* Goal
Lay out the lines of the material starting at the line containing "paragraph-line: 号文件精神，现就一年来工作学习思想情: [147, 408, 711, 444]" and ending at the line containing "paragraph-line: 况进行自我检查和剖析，开展批判与自我: [147, 506, 711, 542]" as a Markdown table with the columns Row and Line text, numbering each row and leaving out any blank lines.
::: Record set :::
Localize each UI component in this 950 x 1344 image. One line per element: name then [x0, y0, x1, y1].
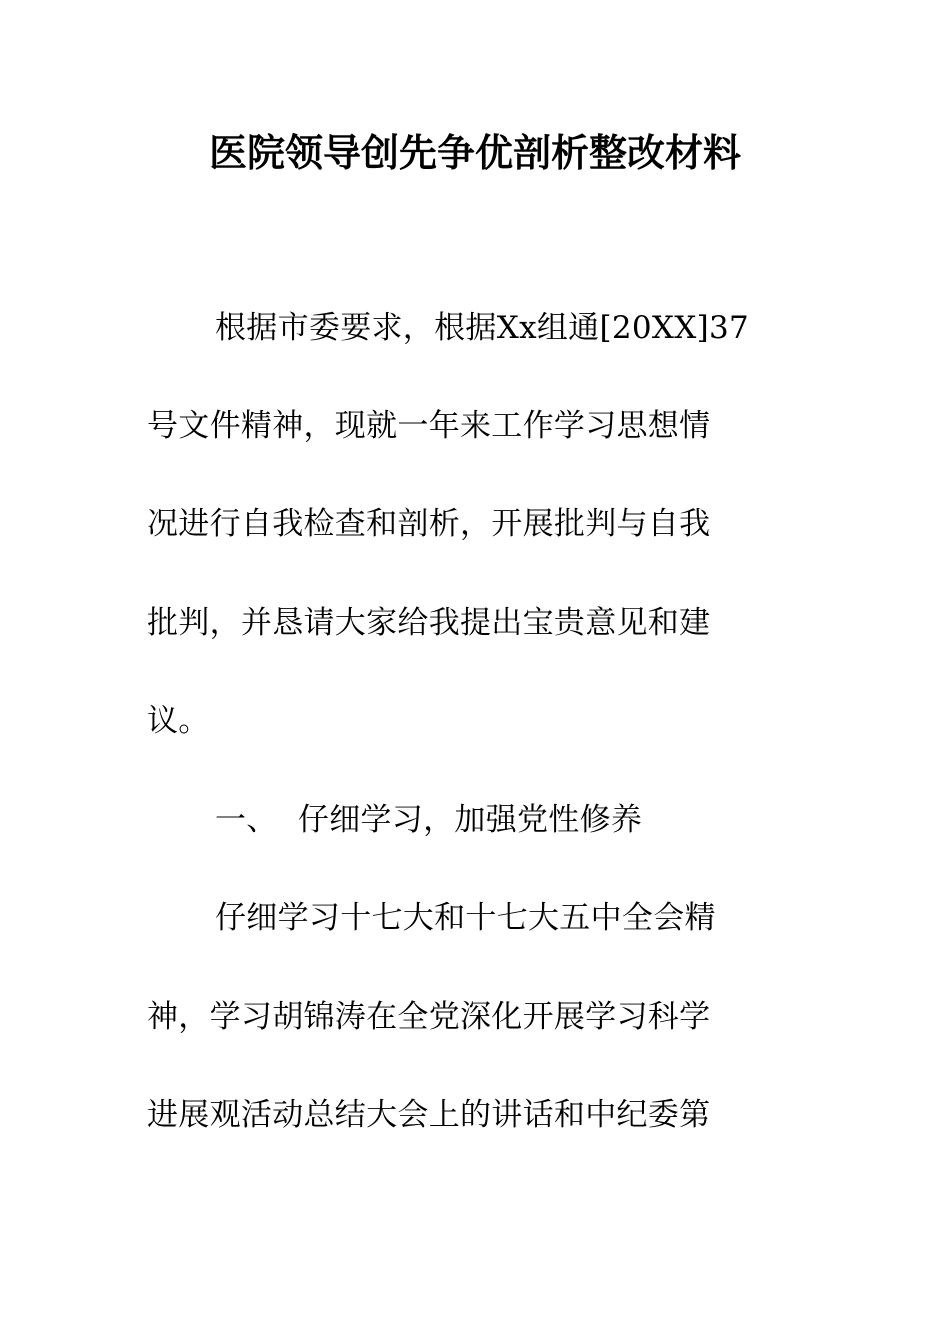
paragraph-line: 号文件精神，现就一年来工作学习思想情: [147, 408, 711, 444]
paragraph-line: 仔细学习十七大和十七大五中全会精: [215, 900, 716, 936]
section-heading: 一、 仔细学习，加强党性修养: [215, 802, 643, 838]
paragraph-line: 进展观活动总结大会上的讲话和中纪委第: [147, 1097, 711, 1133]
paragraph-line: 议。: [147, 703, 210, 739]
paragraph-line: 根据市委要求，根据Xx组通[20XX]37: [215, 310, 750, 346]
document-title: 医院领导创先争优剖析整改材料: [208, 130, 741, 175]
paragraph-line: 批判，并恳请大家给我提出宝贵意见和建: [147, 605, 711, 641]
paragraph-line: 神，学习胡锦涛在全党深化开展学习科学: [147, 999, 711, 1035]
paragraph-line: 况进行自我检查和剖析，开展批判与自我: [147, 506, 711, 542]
:::
::: Record set :::
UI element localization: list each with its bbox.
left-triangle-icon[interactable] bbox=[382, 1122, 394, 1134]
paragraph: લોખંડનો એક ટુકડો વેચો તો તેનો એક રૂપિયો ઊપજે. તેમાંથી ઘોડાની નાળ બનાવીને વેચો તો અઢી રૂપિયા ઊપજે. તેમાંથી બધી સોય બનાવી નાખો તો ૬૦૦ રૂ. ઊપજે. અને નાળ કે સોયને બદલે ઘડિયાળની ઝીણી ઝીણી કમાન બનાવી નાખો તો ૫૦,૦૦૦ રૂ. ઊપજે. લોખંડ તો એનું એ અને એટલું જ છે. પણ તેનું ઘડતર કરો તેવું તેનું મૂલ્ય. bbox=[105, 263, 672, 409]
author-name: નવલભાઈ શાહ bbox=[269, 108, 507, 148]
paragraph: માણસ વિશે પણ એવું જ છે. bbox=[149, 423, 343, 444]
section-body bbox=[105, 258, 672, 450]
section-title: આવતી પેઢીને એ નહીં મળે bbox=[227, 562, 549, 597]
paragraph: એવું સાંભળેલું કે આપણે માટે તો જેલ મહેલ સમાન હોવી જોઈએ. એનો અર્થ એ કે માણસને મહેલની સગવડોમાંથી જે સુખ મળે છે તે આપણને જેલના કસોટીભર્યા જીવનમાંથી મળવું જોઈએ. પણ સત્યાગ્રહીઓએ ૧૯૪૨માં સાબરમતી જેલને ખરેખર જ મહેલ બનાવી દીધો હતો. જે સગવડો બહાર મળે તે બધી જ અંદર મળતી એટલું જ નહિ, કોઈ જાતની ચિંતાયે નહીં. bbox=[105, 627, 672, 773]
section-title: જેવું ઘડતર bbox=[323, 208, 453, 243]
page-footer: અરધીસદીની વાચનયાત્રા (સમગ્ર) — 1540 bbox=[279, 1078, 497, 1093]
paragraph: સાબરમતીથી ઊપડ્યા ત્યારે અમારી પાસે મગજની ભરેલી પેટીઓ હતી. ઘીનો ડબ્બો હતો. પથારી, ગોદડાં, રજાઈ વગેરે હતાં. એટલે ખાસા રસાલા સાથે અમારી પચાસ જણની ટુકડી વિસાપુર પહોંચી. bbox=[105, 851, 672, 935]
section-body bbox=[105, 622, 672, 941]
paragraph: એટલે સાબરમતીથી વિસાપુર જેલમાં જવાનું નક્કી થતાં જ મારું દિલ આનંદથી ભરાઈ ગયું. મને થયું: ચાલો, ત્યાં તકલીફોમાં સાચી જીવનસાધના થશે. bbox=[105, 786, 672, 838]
:::
* Complete output
| Row | Line text |
|---|---|
| 1 | paragraph-line: 号文件精神，现就一年来工作学习思想情: [147, 408, 711, 444] |
| 2 | paragraph-line: 仔细学习十七大和十七大五中全会精: [215, 900, 716, 936] |
| 3 | section-heading: 一、 仔细学习，加强党性修养: [215, 802, 643, 838] |
| 4 | paragraph-line: 进展观活动总结大会上的讲话和中纪委第: [147, 1097, 711, 1133] |
| 5 | paragraph-line: 议。: [147, 703, 210, 739] |
| 6 | paragraph-line: 根据市委要求，根据Xx组通[20XX]37: [215, 310, 750, 346] |
| 7 | document-title: 医院领导创先争优剖析整改材料: [208, 130, 741, 175] |
| 8 | paragraph-line: 批判，并恳请大家给我提出宝贵意见和建: [147, 605, 711, 641] |
| 9 | paragraph-line: 神，学习胡锦涛在全党深化开展学习科学: [147, 999, 711, 1035] |
| 10 | paragraph-line: 况进行自我检查和剖析，开展批判与自我: [147, 506, 711, 542] |